### Selected text

Variables and constants are storage locations with names. A constant is a
variable with a continuous value.

Be careful. In C#, constants often do not have storage locations. They
can be (usually are) just compile-time constructs. For example, the
compiler will render

const int a = 5;
const int b = 6;
int c = a + b;

down to this:

int c = 11;

Variables do have storage locations; constants may not.

A "read only" variable is a constant.

Not exactly. The "readonly" keyword in C# guarantees that the variable
can be changed only in the class's constructor(s) and nowhere else.
However, if the "readonly" variable is a reference to an object on the
heap, the "readonly" keyword does _not_ guarantee that the object
itself cannot be changed outside the constructor, only that the
reference will never point to any other object than the one it was
pointing to when the constructor finished executing.

"readonly" built-in types (such as int and float) are in fact
invariable after the constructor terminates, and are a handy way to
create constants that require some complex calculations... constants
that can't simply be built at compile time.

The value of a variable can be numerical or alpha-numerical (i.e. a

string value).

A little simplistic, I think. From the lowest-level point of view,
variables just contain bit patterns that can be interpreted in various
ways. From a higher-level point of view, variables have an almost
infinite variation of types, as the .NET Framework class library
illustrates. As a trivial example, enumerated types don't fall into
either of these categories, and neither do structs that compose complex
value types.

Variables like int are called "intrinsic", or (=) "built-in" or (=) "primitive" types.
Primitive types are structs.

That's backward, to my way of thinking. Primitive types are not
structs; structs act in many ways like primitive (value) types. The two
have similar behaviour, but that doesn't imply an "is a" relationship,
in my mind, and especially not "primitive type is-a struct".

Which means that all variable in C# are objects.

######
### Provided data

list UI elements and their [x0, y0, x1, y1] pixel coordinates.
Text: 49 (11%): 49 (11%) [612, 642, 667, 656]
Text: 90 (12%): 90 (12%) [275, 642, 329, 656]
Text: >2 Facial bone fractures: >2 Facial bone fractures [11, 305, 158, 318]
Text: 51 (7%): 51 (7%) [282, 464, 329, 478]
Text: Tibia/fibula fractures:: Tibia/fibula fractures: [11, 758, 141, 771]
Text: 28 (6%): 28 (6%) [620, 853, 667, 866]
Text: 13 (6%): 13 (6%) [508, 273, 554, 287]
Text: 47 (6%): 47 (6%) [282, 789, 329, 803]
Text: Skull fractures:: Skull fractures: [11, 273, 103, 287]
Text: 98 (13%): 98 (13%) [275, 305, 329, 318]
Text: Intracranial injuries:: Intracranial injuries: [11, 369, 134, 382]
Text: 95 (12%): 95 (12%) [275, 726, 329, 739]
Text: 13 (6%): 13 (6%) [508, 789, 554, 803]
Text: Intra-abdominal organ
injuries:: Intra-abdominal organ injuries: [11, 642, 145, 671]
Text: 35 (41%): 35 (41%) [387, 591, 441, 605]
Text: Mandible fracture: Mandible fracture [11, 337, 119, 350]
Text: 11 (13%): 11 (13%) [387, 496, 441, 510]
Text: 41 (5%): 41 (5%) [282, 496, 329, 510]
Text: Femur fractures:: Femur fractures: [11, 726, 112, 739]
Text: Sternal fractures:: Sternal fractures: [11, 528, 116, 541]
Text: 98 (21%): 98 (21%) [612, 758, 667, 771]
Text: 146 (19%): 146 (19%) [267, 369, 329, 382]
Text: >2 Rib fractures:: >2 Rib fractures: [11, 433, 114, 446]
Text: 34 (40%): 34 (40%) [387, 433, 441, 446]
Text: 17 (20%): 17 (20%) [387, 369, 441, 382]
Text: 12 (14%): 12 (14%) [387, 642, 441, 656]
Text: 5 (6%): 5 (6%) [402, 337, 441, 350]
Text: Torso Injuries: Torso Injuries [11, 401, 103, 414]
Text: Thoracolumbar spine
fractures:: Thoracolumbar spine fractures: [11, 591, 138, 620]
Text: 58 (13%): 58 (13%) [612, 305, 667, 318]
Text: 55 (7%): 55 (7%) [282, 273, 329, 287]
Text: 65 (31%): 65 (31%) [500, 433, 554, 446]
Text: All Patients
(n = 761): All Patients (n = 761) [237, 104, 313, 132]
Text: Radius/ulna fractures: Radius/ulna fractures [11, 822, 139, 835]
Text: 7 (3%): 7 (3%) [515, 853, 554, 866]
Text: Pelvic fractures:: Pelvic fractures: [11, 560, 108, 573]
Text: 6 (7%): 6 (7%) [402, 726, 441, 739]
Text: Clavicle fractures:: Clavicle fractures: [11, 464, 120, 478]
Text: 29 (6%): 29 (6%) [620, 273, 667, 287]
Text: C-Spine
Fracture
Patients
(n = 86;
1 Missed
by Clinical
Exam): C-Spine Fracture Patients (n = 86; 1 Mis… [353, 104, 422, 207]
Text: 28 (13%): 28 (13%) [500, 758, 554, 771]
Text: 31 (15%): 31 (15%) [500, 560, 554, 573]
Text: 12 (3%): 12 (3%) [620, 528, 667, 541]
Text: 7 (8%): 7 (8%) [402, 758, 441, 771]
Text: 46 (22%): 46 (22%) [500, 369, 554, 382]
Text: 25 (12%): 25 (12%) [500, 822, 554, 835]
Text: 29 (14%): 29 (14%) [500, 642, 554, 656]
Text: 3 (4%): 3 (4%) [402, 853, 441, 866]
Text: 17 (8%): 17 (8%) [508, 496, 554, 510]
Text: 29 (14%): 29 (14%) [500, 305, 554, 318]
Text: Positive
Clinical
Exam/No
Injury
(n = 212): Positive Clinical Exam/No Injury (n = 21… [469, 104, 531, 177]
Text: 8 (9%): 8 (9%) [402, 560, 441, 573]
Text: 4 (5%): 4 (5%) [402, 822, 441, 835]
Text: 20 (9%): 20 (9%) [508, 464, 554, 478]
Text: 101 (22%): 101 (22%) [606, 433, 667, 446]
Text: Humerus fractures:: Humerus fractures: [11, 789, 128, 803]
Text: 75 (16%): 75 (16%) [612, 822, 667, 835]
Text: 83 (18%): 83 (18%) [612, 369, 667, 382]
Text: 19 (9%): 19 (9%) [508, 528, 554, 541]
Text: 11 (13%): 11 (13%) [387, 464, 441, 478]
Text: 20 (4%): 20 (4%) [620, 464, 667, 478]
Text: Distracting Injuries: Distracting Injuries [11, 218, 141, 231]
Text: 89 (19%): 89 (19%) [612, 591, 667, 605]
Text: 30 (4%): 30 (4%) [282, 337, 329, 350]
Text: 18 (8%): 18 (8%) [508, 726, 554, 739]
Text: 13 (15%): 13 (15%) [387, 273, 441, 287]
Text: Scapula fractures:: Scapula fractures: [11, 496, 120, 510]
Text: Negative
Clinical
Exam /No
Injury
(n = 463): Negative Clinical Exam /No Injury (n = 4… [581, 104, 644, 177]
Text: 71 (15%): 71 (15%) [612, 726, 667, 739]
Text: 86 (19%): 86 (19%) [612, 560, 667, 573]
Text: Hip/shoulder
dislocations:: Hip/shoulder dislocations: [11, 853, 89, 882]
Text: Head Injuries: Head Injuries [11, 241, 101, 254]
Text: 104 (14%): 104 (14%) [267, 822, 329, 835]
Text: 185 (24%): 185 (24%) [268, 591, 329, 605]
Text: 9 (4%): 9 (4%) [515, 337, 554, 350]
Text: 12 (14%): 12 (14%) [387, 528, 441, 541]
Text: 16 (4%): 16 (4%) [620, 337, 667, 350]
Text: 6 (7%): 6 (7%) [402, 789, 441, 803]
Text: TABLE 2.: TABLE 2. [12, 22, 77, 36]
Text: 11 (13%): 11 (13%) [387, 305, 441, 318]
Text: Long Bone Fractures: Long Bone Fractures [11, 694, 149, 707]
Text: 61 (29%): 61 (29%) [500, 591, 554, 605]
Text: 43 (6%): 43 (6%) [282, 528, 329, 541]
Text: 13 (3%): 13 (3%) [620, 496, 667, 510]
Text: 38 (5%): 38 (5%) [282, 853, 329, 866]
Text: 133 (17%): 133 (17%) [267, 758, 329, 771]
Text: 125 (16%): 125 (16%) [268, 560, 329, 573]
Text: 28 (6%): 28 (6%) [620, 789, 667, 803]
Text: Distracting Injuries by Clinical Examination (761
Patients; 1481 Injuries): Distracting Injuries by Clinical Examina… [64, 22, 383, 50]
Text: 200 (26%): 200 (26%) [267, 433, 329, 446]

######

> **Task requirements**
1. Return the passage of the text on C# variables that begins at the words "string value)." and stops after the words "types are structs.", copied word for word.
2. Using the text on C# variables, mark each statement yes if it agrees with the text and no if it does not, and quote the words that decide it.
(a) The readonly keyword guarantees that an object referenced by a readonly variable cannot be changed outside the constructor.
(b) Enumerated types fall into neither the numerical nor the alpha-numerical category.
(c) The text rejects the claim that primitive types are structs.
3. Answer these questions from the text on C# variables.
(a) What does the compiler render the declarations of a, b, and c down to?
(b) Where can a readonly variable be changed?
(c) From the lowest-level point of view, what do variables contain?

> **Expected results**
1.
string value).

A little simplistic, I think. From the lowest-level point of view,
variables just contain bit patterns that can be interpreted in various
ways. From a higher-level point of view, variables have an almost
infinite variation of types, as the .NET Framework class library
illustrates. As a trivial example, enumerated types don't fall into
either of these categories, and neither do structs that compose complex
value types.

Variables like int are called "intrinsic", or (=) "built-in" or (=) "primitive" types.
Primitive types are structs.

2.
(a) No: "the "readonly" keyword does _not_ guarantee that the object itself cannot be changed outside the constructor"
(b) Yes: "enumerated types don't fall into either of these categories"
(c) Yes: "Primitive types are not structs"

3.
(a) int c = 11;
(b) Only in the class's constructor(s)
(c) Bit patterns that can be interpreted in various ways